TASK GOAL: Reply with one number: the count of lines in the records below that hold "What".

════

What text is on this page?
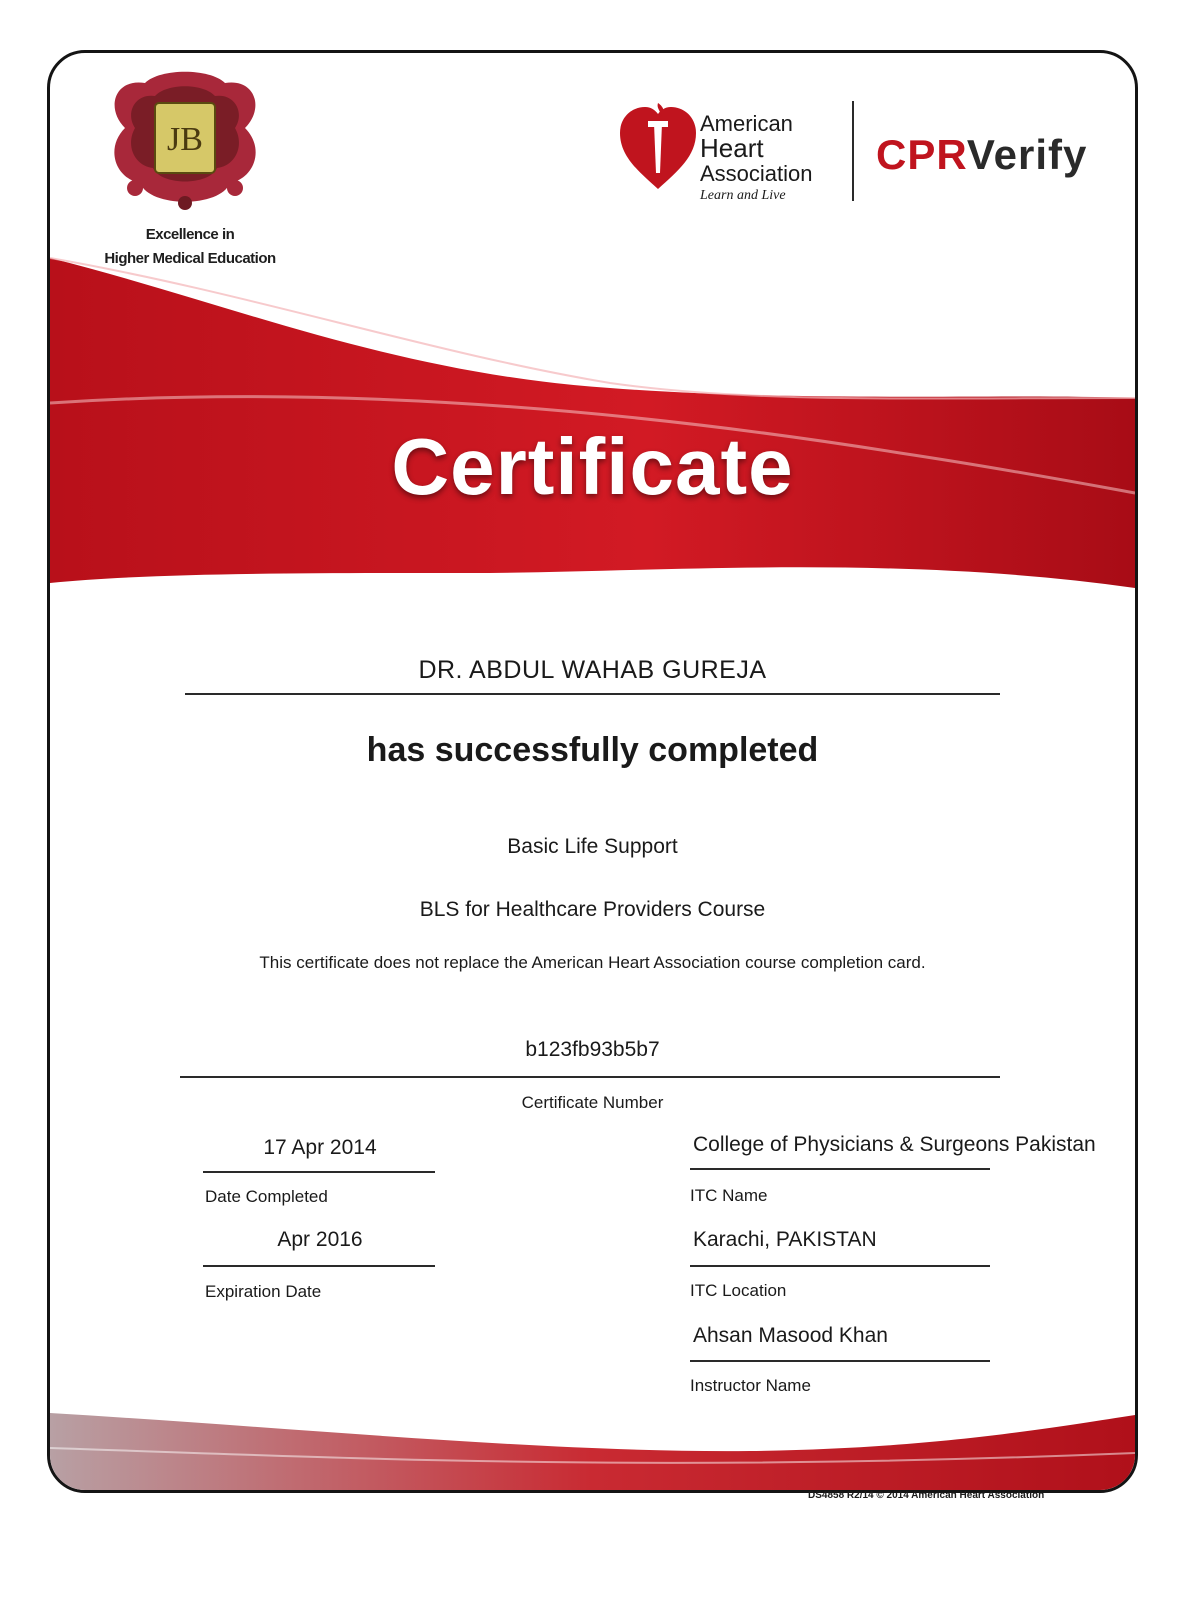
JB
Excellence in
Higher Medical Education
American
Heart
Association
Learn and Live
CPRVerify
Certificate
DR. ABDUL WAHAB GUREJA
has successfully completed
Basic Life Support
BLS for Healthcare Providers Course
This certificate does not replace the American Heart Association course completion card.
b123fb93b5b7
Certificate Number
17 Apr 2014
Date Completed
Apr 2016
Expiration Date
College of Physicians & Surgeons Pakistan
ITC Name
Karachi, PAKISTAN
ITC Location
Ahsan Masood Khan
Instructor Name
DS4858 R2/14 © 2014 American Heart Association
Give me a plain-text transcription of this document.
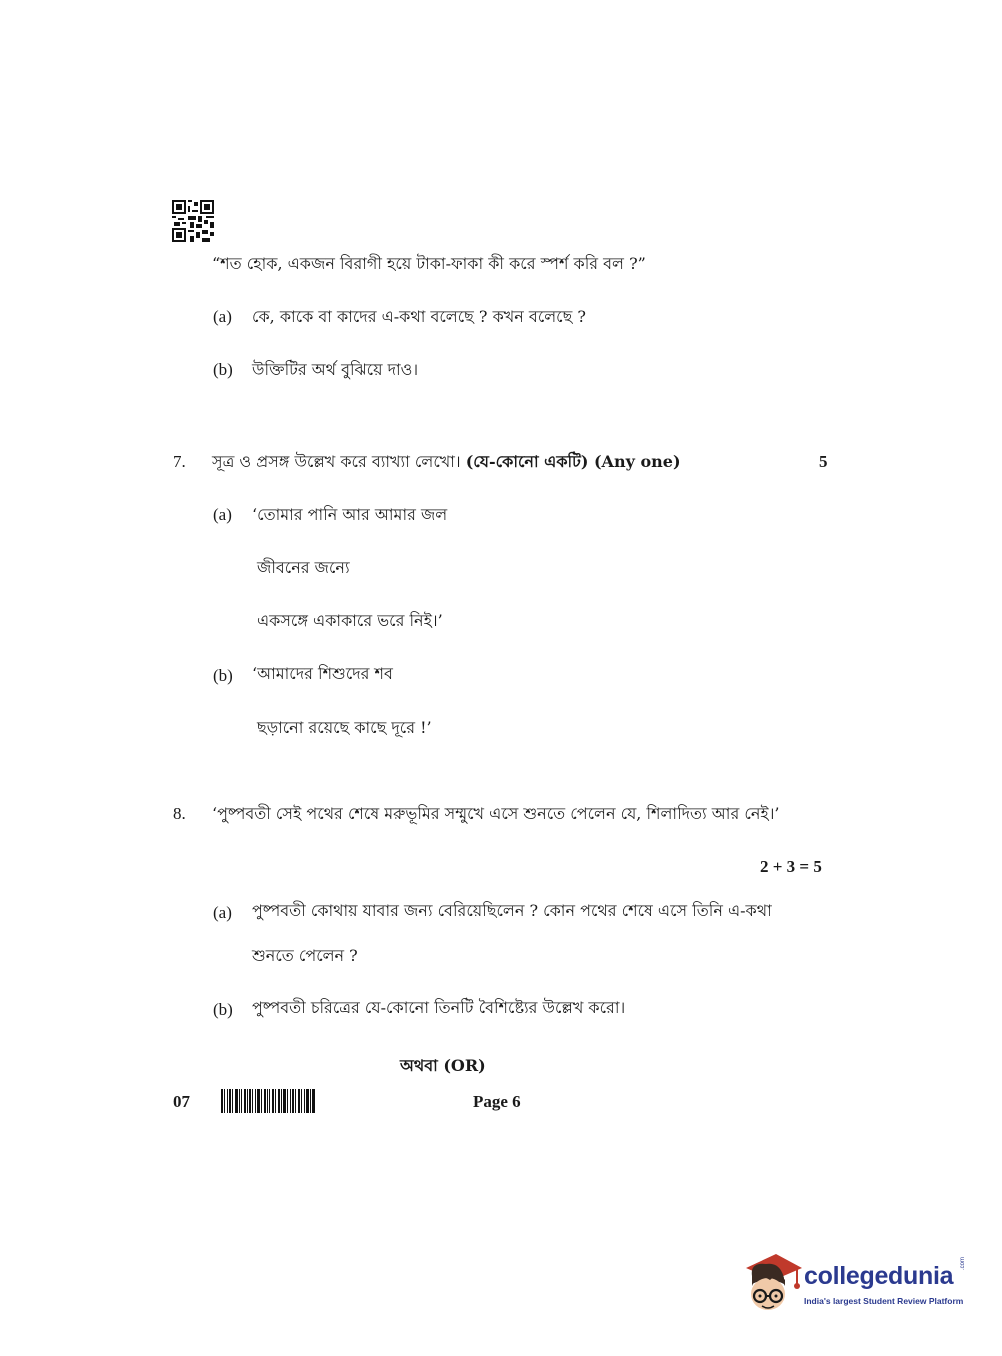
“শত হোক, একজন বিরাগী হয়ে টাকা-ফাকা কী করে স্পর্শ করি বল ?”
(a) কে, কাকে বা কাদের এ-কথা বলেছে ? কখন বলেছে ?
(b) উক্তিটির অর্থ বুঝিয়ে দাও।
7. সূত্র ও প্রসঙ্গ উল্লেখ করে ব্যাখ্যা লেখো। (যে-কোনো একটি) (Any one)	5
(a) ‘তোমার পানি আর আমার জল
জীবনের জন্যে
একসঙ্গে একাকারে ভরে নিই।’
(b) ‘আমাদের শিশুদের শব
ছড়ানো রয়েছে কাছে দূরে !’
8. ‘পুষ্পবতী সেই পথের শেষে মরুভূমির সম্মুখে এসে শুনতে পেলেন যে, শিলাদিত্য আর নেই।’
2 + 3 = 5
(a) পুষ্পবতী কোথায় যাবার জন্য বেরিয়েছিলেন ? কোন পথের শেষে এসে তিনি এ-কথা
শুনতে পেলেন ?
(b) পুষ্পবতী চরিত্রের যে-কোনো তিনটি বৈশিষ্ট্যের উল্লেখ করো।
অথবা (OR)
07	Page 6
collegedunia .com
India's largest Student Review Platform
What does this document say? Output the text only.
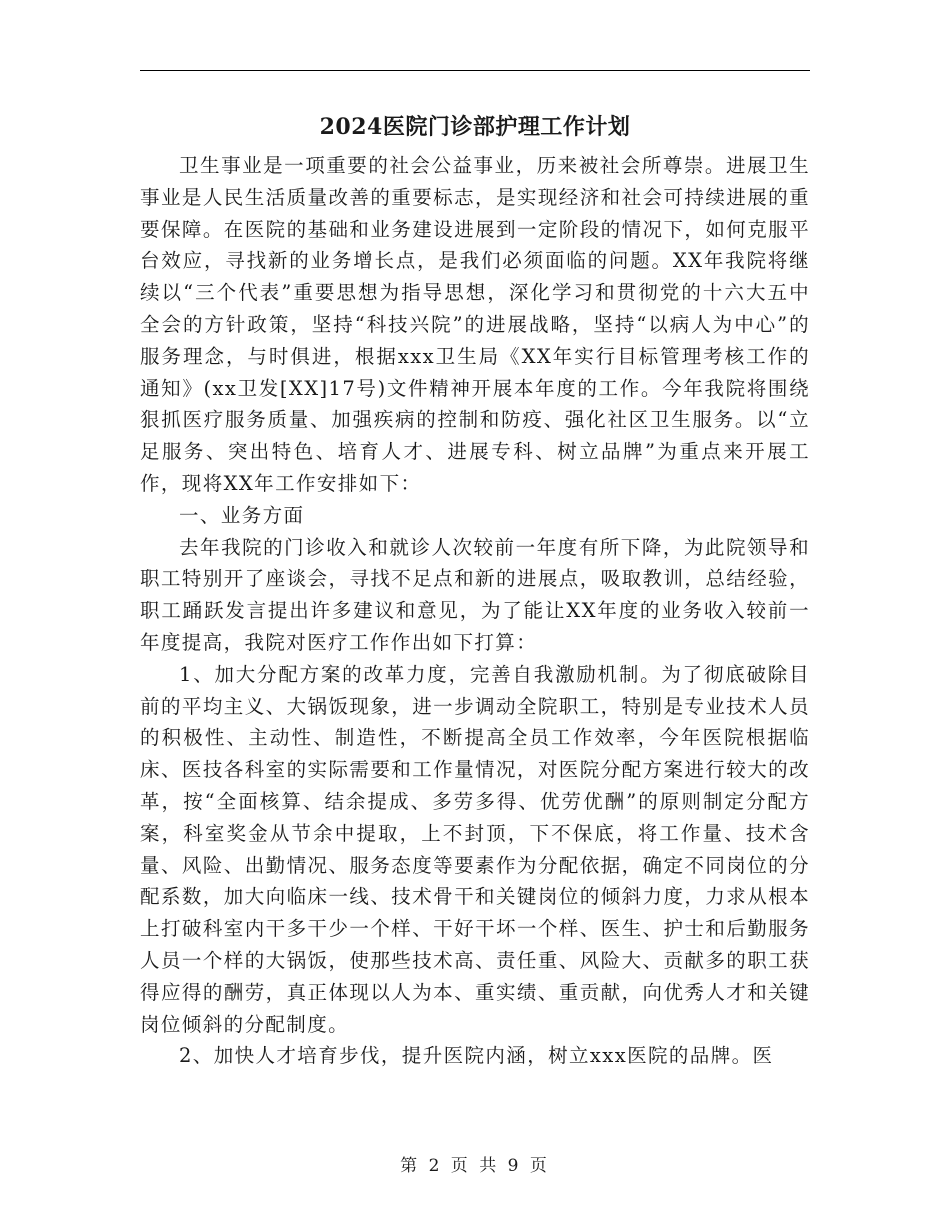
2024医院门诊部护理工作计划

卫生事业是一项重要的社会公益事业，历来被社会所尊崇。进展卫生事业是人民生活质量改善的重要标志，是实现经济和社会可持续进展的重要保障。在医院的基础和业务建设进展到一定阶段的情况下，如何克服平台效应，寻找新的业务增长点，是我们必须面临的问题。XX年我院将继续以“三个代表”重要思想为指导思想，深化学习和贯彻党的十六大五中全会的方针政策，坚持“科技兴院”的进展战略，坚持“以病人为中心”的服务理念，与时俱进，根据xxx卫生局《XX年实行目标管理考核工作的通知》(xx卫发[XX]17号)文件精神开展本年度的工作。今年我院将围绕狠抓医疗服务质量、加强疾病的控制和防疫、强化社区卫生服务。以“立足服务、突出特色、培育人才、进展专科、树立品牌”为重点来开展工作，现将XX年工作安排如下：

一、业务方面

去年我院的门诊收入和就诊人次较前一年度有所下降，为此院领导和职工特别开了座谈会，寻找不足点和新的进展点，吸取教训，总结经验，职工踊跃发言提出许多建议和意见，为了能让XX年度的业务收入较前一年度提高，我院对医疗工作作出如下打算：

1、加大分配方案的改革力度，完善自我激励机制。为了彻底破除目前的平均主义、大锅饭现象，进一步调动全院职工，特别是专业技术人员的积极性、主动性、制造性，不断提高全员工作效率，今年医院根据临床、医技各科室的实际需要和工作量情况，对医院分配方案进行较大的改革，按“全面核算、结余提成、多劳多得、优劳优酬”的原则制定分配方案，科室奖金从节余中提取，上不封顶，下不保底，将工作量、技术含量、风险、出勤情况、服务态度等要素作为分配依据，确定不同岗位的分配系数，加大向临床一线、技术骨干和关键岗位的倾斜力度，力求从根本上打破科室内干多干少一个样、干好干坏一个样、医生、护士和后勤服务人员一个样的大锅饭，使那些技术高、责任重、风险大、贡献多的职工获得应得的酬劳，真正体现以人为本、重实绩、重贡献，向优秀人才和关键岗位倾斜的分配制度。

2、加快人才培育步伐，提升医院内涵，树立xxx医院的品牌。医

第 2 页 共 9 页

════

IN RESPONSE: 2